__RECORD SET__
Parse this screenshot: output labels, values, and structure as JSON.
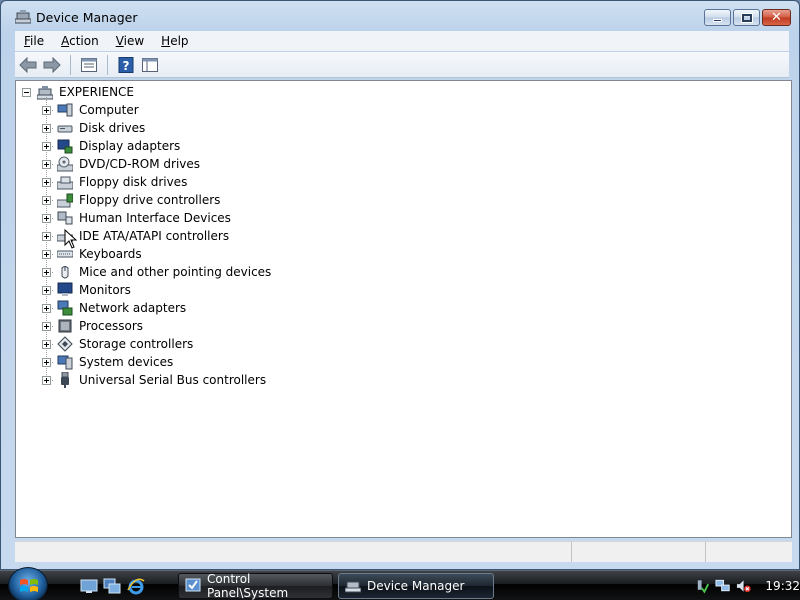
{
  "window": {
    "title": "Device Manager",
    "title_icon": "device-manager-icon"
  },
  "menu": [
    {
      "label": "File",
      "accel": "F",
      "rest": "ile"
    },
    {
      "label": "Action",
      "accel": "A",
      "rest": "ction"
    },
    {
      "label": "View",
      "accel": "V",
      "rest": "iew"
    },
    {
      "label": "Help",
      "accel": "H",
      "rest": "elp"
    }
  ],
  "toolbar": {
    "buttons": [
      "back-arrow-icon",
      "forward-arrow-icon",
      "properties-icon",
      "help-icon",
      "show-hide-console-tree-icon"
    ]
  },
  "tree": {
    "root": "EXPERIENCE",
    "items": [
      {
        "label": "Computer",
        "icon": "computer-icon"
      },
      {
        "label": "Disk drives",
        "icon": "disk-drive-icon"
      },
      {
        "label": "Display adapters",
        "icon": "display-adapter-icon"
      },
      {
        "label": "DVD/CD-ROM drives",
        "icon": "dvd-drive-icon"
      },
      {
        "label": "Floppy disk drives",
        "icon": "floppy-drive-icon"
      },
      {
        "label": "Floppy drive controllers",
        "icon": "floppy-controller-icon"
      },
      {
        "label": "Human Interface Devices",
        "icon": "hid-icon"
      },
      {
        "label": "IDE ATA/ATAPI controllers",
        "icon": "ide-controller-icon"
      },
      {
        "label": "Keyboards",
        "icon": "keyboard-icon"
      },
      {
        "label": "Mice and other pointing devices",
        "icon": "mouse-icon"
      },
      {
        "label": "Monitors",
        "icon": "monitor-icon"
      },
      {
        "label": "Network adapters",
        "icon": "network-adapter-icon"
      },
      {
        "label": "Processors",
        "icon": "processor-icon"
      },
      {
        "label": "Storage controllers",
        "icon": "storage-controller-icon"
      },
      {
        "label": "System devices",
        "icon": "system-devices-icon"
      },
      {
        "label": "Universal Serial Bus controllers",
        "icon": "usb-icon"
      }
    ]
  },
  "taskbar": {
    "buttons": [
      {
        "label": "Control Panel\\System",
        "icon": "control-panel-icon",
        "active": false
      },
      {
        "label": "Device Manager",
        "icon": "device-manager-icon",
        "active": true
      }
    ],
    "quick_launch": [
      "show-desktop-icon",
      "switch-windows-icon",
      "internet-explorer-icon"
    ],
    "tray_icons": [
      "safely-remove-icon",
      "network-icon",
      "volume-muted-icon"
    ],
    "clock": "19:32"
  },
  "colors": {
    "window_frame": "#c7d9ee",
    "taskbar": "#1a1c1f",
    "close_button": "#c0391f"
  }
}
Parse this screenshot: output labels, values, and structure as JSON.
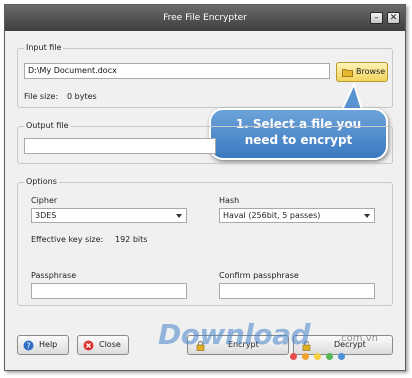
{
  "window": {
    "title": "Free File Encrypter"
  },
  "input_group": {
    "title": "Input file",
    "path": "D:\\My Document.docx",
    "browse_label": "Browse",
    "size_label": "File size:",
    "size_value": "0 bytes"
  },
  "callout": {
    "line1": "1. Select a file you",
    "line2": "need to encrypt"
  },
  "output_group": {
    "title": "Output file",
    "path": ""
  },
  "options": {
    "title": "Options",
    "cipher_label": "Cipher",
    "cipher_value": "3DES",
    "hash_label": "Hash",
    "hash_value": "Haval (256bit, 5 passes)",
    "keysize_label": "Effective key size:",
    "keysize_value": "192 bits",
    "passphrase_label": "Passphrase",
    "confirm_label": "Confirm passphrase"
  },
  "buttons": {
    "help": "Help",
    "close": "Close",
    "encrypt": "Encrypt",
    "decrypt": "Decrypt"
  },
  "watermark": {
    "text": "Download",
    "suffix": ".com.vn"
  },
  "colors": {
    "accent": "#3a79c0",
    "titlebar": "#4f4f4f"
  }
}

__TO DO__
Nothing in the entries should change as you copy them, except that the pictures are left out.

__RESULT FOR THIS EXERCISE__
Parse this screenshot: output labels, values, and structure as JSON.
{
  "window": {
    "title": "Device Manager",
    "title_icon": "device-manager-icon"
  },
  "menu": [
    {
      "label": "File",
      "accel": "F",
      "rest": "ile"
    },
    {
      "label": "Action",
      "accel": "A",
      "rest": "ction"
    },
    {
      "label": "View",
      "accel": "V",
      "rest": "iew"
    },
    {
      "label": "Help",
      "accel": "H",
      "rest": "elp"
    }
  ],
  "toolbar": {
    "buttons": [
      "back-arrow-icon",
      "forward-arrow-icon",
      "properties-icon",
      "help-icon",
      "show-hide-console-tree-icon"
    ]
  },
  "tree": {
    "root": "EXPERIENCE",
    "items": [
      {
        "label": "Computer",
        "icon": "computer-icon"
      },
      {
        "label": "Disk drives",
        "icon": "disk-drive-icon"
      },
      {
        "label": "Display adapters",
        "icon": "display-adapter-icon"
      },
      {
        "label": "DVD/CD-ROM drives",
        "icon": "dvd-drive-icon"
      },
      {
        "label": "Floppy disk drives",
        "icon": "floppy-drive-icon"
      },
      {
        "label": "Floppy drive controllers",
        "icon": "floppy-controller-icon"
      },
      {
        "label": "Human Interface Devices",
        "icon": "hid-icon"
      },
      {
        "label": "IDE ATA/ATAPI controllers",
        "icon": "ide-controller-icon"
      },
      {
        "label": "Keyboards",
        "icon": "keyboard-icon"
      },
      {
        "label": "Mice and other pointing devices",
        "icon": "mouse-icon"
      },
      {
        "label": "Monitors",
        "icon": "monitor-icon"
      },
      {
        "label": "Network adapters",
        "icon": "network-adapter-icon"
      },
      {
        "label": "Processors",
        "icon": "processor-icon"
      },
      {
        "label": "Storage controllers",
        "icon": "storage-controller-icon"
      },
      {
        "label": "System devices",
        "icon": "system-devices-icon"
      },
      {
        "label": "Universal Serial Bus controllers",
        "icon": "usb-icon"
      }
    ]
  },
  "taskbar": {
    "buttons": [
      {
        "label": "Control Panel\\System",
        "icon": "control-panel-icon",
        "active": false
      },
      {
        "label": "Device Manager",
        "icon": "device-manager-icon",
        "active": true
      }
    ],
    "quick_launch": [
      "show-desktop-icon",
      "switch-windows-icon",
      "internet-explorer-icon"
    ],
    "tray_icons": [
      "safely-remove-icon",
      "network-icon",
      "volume-muted-icon"
    ],
    "clock": "19:32"
  },
  "colors": {
    "window_frame": "#c7d9ee",
    "taskbar": "#1a1c1f",
    "close_button": "#c0391f"
  }
}
Parse this screenshot: output labels, values, and structure as JSON.
{
  "window": {
    "title": "Free File Encrypter"
  },
  "input_group": {
    "title": "Input file",
    "path": "D:\\My Document.docx",
    "browse_label": "Browse",
    "size_label": "File size:",
    "size_value": "0 bytes"
  },
  "callout": {
    "line1": "1. Select a file you",
    "line2": "need to encrypt"
  },
  "output_group": {
    "title": "Output file",
    "path": ""
  },
  "options": {
    "title": "Options",
    "cipher_label": "Cipher",
    "cipher_value": "3DES",
    "hash_label": "Hash",
    "hash_value": "Haval (256bit, 5 passes)",
    "keysize_label": "Effective key size:",
    "keysize_value": "192 bits",
    "passphrase_label": "Passphrase",
    "confirm_label": "Confirm passphrase"
  },
  "buttons": {
    "help": "Help",
    "close": "Close",
    "encrypt": "Encrypt",
    "decrypt": "Decrypt"
  },
  "watermark": {
    "text": "Download",
    "suffix": ".com.vn"
  },
  "colors": {
    "accent": "#3a79c0",
    "titlebar": "#4f4f4f"
  }
}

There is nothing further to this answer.